=== DATA ROWS ===

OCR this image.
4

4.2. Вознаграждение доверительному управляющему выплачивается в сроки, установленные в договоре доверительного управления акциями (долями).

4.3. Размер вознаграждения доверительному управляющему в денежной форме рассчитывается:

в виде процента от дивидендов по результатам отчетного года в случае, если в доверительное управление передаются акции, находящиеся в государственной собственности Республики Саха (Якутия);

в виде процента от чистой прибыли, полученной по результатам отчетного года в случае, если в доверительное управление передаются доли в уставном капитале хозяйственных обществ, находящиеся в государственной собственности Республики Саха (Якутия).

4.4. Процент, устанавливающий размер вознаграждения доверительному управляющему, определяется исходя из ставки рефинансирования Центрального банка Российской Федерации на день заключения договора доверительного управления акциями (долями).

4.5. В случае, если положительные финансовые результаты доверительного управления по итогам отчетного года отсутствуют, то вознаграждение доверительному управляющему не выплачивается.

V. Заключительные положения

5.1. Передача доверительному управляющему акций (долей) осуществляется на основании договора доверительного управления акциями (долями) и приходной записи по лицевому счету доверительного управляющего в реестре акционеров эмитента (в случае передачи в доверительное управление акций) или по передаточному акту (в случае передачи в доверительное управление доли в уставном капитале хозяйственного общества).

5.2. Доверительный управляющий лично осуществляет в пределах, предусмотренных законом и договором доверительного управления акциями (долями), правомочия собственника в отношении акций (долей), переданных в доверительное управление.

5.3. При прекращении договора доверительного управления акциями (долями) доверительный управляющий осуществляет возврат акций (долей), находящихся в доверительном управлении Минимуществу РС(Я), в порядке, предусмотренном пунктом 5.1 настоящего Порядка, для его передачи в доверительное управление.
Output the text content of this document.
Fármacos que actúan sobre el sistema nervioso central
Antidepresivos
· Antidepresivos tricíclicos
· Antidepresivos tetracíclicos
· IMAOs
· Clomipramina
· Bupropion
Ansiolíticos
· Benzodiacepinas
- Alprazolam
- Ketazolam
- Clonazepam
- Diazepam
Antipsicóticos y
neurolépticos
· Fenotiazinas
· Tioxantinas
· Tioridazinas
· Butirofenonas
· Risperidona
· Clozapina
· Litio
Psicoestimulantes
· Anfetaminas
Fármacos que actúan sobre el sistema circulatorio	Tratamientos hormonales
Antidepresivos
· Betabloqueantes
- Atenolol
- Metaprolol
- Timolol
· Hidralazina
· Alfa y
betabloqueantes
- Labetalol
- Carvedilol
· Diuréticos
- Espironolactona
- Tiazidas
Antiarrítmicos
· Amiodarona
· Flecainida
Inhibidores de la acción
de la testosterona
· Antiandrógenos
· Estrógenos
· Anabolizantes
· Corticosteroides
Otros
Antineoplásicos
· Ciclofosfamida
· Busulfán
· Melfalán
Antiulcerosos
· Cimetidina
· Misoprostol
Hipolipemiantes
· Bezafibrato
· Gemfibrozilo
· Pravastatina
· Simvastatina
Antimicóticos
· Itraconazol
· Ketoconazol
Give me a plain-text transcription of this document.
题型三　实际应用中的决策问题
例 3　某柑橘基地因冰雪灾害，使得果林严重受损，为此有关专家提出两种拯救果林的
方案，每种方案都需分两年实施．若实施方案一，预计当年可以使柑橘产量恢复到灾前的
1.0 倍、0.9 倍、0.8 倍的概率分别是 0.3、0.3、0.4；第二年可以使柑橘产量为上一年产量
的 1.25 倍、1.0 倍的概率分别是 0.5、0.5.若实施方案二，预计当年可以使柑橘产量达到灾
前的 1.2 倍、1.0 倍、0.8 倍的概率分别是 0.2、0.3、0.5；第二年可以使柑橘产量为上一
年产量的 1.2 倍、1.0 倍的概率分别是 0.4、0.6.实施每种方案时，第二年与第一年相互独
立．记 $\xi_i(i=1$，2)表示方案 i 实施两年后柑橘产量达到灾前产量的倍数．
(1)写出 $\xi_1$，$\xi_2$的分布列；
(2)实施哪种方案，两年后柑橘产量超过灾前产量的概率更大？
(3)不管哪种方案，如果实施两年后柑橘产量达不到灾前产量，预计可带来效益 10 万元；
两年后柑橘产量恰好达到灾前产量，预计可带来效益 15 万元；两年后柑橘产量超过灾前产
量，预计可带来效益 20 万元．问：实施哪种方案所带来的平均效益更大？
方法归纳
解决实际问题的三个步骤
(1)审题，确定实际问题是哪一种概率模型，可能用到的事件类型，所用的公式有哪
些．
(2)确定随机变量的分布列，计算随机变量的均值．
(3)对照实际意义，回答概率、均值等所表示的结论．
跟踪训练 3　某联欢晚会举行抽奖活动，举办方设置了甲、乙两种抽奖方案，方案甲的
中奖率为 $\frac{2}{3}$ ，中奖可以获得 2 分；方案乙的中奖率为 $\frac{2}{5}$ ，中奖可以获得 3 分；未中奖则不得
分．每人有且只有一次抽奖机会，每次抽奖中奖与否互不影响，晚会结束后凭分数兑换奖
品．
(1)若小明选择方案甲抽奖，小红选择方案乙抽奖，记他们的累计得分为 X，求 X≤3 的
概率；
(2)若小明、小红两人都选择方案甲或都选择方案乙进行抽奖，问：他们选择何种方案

===

TASK TO COMPLETE: Exactly reproduce every line found in the records.

SOLUTION TO THE EXERCISE:
OCR this image.
4

4.2. Вознаграждение доверительному управляющему выплачивается в сроки, установленные в договоре доверительного управления акциями (долями).

4.3. Размер вознаграждения доверительному управляющему в денежной форме рассчитывается:

в виде процента от дивидендов по результатам отчетного года в случае, если в доверительное управление передаются акции, находящиеся в государственной собственности Республики Саха (Якутия);

в виде процента от чистой прибыли, полученной по результатам отчетного года в случае, если в доверительное управление передаются доли в уставном капитале хозяйственных обществ, находящиеся в государственной собственности Республики Саха (Якутия).

4.4. Процент, устанавливающий размер вознаграждения доверительному управляющему, определяется исходя из ставки рефинансирования Центрального банка Российской Федерации на день заключения договора доверительного управления акциями (долями).

4.5. В случае, если положительные финансовые результаты доверительного управления по итогам отчетного года отсутствуют, то вознаграждение доверительному управляющему не выплачивается.

V. Заключительные положения

5.1. Передача доверительному управляющему акций (долей) осуществляется на основании договора доверительного управления акциями (долями) и приходной записи по лицевому счету доверительного управляющего в реестре акционеров эмитента (в случае передачи в доверительное управление акций) или по передаточному акту (в случае передачи в доверительное управление доли в уставном капитале хозяйственного общества).

5.2. Доверительный управляющий лично осуществляет в пределах, предусмотренных законом и договором доверительного управления акциями (долями), правомочия собственника в отношении акций (долей), переданных в доверительное управление.

5.3. При прекращении договора доверительного управления акциями (долями) доверительный управляющий осуществляет возврат акций (долей), находящихся в доверительном управлении Минимуществу РС(Я), в порядке, предусмотренном пунктом 5.1 настоящего Порядка, для его передачи в доверительное управление.
Output the text content of this document.
Fármacos que actúan sobre el sistema nervioso central
Antidepresivos
· Antidepresivos tricíclicos
· Antidepresivos tetracíclicos
· IMAOs
· Clomipramina
· Bupropion
Ansiolíticos
· Benzodiacepinas
- Alprazolam
- Ketazolam
- Clonazepam
- Diazepam
Antipsicóticos y
neurolépticos
· Fenotiazinas
· Tioxantinas
· Tioridazinas
· Butirofenonas
· Risperidona
· Clozapina
· Litio
Psicoestimulantes
· Anfetaminas
Fármacos que actúan sobre el sistema circulatorio	Tratamientos hormonales
Antidepresivos
· Betabloqueantes
- Atenolol
- Metaprolol
- Timolol
· Hidralazina
· Alfa y
betabloqueantes
- Labetalol
- Carvedilol
· Diuréticos
- Espironolactona
- Tiazidas
Antiarrítmicos
· Amiodarona
· Flecainida
Inhibidores de la acción
de la testosterona
· Antiandrógenos
· Estrógenos
· Anabolizantes
· Corticosteroides
Otros
Antineoplásicos
· Ciclofosfamida
· Busulfán
· Melfalán
Antiulcerosos
· Cimetidina
· Misoprostol
Hipolipemiantes
· Bezafibrato
· Gemfibrozilo
· Pravastatina
· Simvastatina
Antimicóticos
· Itraconazol
· Ketoconazol
Give me a plain-text transcription of this document.
题型三　实际应用中的决策问题
例 3　某柑橘基地因冰雪灾害，使得果林严重受损，为此有关专家提出两种拯救果林的
方案，每种方案都需分两年实施．若实施方案一，预计当年可以使柑橘产量恢复到灾前的
1.0 倍、0.9 倍、0.8 倍的概率分别是 0.3、0.3、0.4；第二年可以使柑橘产量为上一年产量
的 1.25 倍、1.0 倍的概率分别是 0.5、0.5.若实施方案二，预计当年可以使柑橘产量达到灾
前的 1.2 倍、1.0 倍、0.8 倍的概率分别是 0.2、0.3、0.5；第二年可以使柑橘产量为上一
年产量的 1.2 倍、1.0 倍的概率分别是 0.4、0.6.实施每种方案时，第二年与第一年相互独
立．记 $\xi_i(i=1$，2)表示方案 i 实施两年后柑橘产量达到灾前产量的倍数．
(1)写出 $\xi_1$，$\xi_2$的分布列；
(2)实施哪种方案，两年后柑橘产量超过灾前产量的概率更大？
(3)不管哪种方案，如果实施两年后柑橘产量达不到灾前产量，预计可带来效益 10 万元；
两年后柑橘产量恰好达到灾前产量，预计可带来效益 15 万元；两年后柑橘产量超过灾前产
量，预计可带来效益 20 万元．问：实施哪种方案所带来的平均效益更大？
方法归纳
解决实际问题的三个步骤
(1)审题，确定实际问题是哪一种概率模型，可能用到的事件类型，所用的公式有哪
些．
(2)确定随机变量的分布列，计算随机变量的均值．
(3)对照实际意义，回答概率、均值等所表示的结论．
跟踪训练 3　某联欢晚会举行抽奖活动，举办方设置了甲、乙两种抽奖方案，方案甲的
中奖率为 $\frac{2}{3}$ ，中奖可以获得 2 分；方案乙的中奖率为 $\frac{2}{5}$ ，中奖可以获得 3 分；未中奖则不得
分．每人有且只有一次抽奖机会，每次抽奖中奖与否互不影响，晚会结束后凭分数兑换奖
品．
(1)若小明选择方案甲抽奖，小红选择方案乙抽奖，记他们的累计得分为 X，求 X≤3 的
概率；
(2)若小明、小红两人都选择方案甲或都选择方案乙进行抽奖，问：他们选择何种方案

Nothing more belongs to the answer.